# Supplied information
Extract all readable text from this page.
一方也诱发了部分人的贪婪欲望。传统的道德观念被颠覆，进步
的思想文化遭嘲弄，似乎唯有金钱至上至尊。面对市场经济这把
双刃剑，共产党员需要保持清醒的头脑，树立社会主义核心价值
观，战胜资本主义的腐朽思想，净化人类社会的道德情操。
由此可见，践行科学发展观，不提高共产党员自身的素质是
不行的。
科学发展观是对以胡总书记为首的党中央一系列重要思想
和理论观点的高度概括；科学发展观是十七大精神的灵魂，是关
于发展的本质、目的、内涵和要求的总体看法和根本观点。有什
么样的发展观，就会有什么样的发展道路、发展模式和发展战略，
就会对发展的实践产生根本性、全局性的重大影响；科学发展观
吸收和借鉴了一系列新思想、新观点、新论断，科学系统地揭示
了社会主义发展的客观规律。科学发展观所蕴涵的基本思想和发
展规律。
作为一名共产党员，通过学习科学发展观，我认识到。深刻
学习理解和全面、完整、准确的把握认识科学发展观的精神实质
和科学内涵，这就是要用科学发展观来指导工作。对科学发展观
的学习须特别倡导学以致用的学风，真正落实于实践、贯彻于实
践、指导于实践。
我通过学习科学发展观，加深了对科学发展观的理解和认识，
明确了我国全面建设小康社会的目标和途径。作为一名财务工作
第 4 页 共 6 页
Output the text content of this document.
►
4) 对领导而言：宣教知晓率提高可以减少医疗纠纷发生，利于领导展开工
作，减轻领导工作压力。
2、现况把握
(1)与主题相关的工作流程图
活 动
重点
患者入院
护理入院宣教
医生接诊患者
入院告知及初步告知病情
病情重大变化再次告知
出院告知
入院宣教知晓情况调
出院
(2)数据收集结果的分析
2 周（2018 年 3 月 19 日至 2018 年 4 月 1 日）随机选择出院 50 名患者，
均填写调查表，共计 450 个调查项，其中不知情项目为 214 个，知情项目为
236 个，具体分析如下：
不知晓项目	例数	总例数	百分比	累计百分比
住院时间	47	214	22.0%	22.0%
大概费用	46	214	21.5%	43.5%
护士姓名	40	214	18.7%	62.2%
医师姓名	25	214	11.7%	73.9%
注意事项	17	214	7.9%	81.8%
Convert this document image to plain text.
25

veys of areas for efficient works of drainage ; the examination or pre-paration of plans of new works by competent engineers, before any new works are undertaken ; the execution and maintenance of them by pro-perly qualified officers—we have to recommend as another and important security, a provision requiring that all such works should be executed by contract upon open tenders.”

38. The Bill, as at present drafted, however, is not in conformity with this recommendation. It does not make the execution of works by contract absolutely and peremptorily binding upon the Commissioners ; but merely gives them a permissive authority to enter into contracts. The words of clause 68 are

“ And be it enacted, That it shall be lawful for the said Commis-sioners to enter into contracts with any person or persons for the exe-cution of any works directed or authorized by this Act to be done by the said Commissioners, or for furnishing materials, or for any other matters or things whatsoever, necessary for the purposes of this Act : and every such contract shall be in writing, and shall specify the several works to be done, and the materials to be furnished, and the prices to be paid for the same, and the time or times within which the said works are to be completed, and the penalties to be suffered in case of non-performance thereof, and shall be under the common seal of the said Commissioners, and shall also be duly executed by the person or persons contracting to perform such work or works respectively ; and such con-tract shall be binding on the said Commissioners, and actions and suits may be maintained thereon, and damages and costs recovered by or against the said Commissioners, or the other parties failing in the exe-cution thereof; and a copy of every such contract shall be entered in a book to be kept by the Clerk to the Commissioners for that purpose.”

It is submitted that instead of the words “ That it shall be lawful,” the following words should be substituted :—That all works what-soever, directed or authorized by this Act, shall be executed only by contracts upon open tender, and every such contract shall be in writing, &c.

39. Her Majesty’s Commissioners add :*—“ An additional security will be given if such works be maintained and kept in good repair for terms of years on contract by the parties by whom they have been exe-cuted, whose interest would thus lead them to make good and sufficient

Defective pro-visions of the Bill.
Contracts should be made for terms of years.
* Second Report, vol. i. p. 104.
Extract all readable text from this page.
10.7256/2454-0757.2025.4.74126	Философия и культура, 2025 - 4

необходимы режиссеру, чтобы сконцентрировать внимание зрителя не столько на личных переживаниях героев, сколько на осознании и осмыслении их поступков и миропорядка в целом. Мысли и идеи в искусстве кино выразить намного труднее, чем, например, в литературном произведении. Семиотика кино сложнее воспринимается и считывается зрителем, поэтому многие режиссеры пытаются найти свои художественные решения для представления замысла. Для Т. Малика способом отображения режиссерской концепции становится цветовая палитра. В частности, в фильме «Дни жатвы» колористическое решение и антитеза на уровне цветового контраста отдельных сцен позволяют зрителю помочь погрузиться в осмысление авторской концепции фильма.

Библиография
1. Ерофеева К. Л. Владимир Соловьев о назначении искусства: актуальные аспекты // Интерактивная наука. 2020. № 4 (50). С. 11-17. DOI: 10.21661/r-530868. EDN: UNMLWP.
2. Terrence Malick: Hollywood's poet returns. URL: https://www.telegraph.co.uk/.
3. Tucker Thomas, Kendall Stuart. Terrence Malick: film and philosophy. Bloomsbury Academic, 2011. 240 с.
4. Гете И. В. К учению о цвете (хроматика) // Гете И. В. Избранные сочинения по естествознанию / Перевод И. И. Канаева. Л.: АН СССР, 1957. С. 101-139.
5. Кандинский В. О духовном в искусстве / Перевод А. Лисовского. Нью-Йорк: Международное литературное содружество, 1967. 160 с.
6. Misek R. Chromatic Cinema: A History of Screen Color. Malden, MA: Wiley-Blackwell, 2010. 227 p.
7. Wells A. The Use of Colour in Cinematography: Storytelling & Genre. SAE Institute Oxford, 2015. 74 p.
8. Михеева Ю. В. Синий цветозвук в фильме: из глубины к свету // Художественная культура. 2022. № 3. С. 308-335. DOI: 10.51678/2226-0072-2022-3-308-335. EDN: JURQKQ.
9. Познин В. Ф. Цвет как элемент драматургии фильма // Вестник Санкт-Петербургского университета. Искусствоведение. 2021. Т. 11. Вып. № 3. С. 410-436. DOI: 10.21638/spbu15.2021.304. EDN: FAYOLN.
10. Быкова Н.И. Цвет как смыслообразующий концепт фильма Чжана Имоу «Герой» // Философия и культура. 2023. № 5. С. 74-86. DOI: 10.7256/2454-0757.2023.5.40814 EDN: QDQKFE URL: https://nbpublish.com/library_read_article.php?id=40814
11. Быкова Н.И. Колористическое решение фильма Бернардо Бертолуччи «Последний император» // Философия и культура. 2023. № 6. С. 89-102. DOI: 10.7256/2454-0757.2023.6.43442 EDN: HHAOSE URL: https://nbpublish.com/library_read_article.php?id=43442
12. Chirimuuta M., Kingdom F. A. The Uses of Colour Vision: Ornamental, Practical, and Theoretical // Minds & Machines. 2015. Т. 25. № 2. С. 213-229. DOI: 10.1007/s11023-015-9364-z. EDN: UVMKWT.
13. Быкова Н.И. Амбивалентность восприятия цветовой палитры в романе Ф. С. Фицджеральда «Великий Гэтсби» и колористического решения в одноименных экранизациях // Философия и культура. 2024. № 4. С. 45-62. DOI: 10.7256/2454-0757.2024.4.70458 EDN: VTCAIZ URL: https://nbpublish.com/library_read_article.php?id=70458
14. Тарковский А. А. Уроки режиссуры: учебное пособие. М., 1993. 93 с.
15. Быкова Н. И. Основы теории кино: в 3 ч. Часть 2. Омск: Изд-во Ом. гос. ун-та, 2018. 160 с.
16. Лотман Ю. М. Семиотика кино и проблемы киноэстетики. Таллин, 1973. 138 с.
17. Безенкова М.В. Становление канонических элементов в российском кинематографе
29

# Task brief
Lines containing the word "text" must all be returned from the material above.

# Answer to the problem
Extract all readable text from this page.
Output the text content of this document.
Convert this document image to plain text.
Extract all readable text from this page.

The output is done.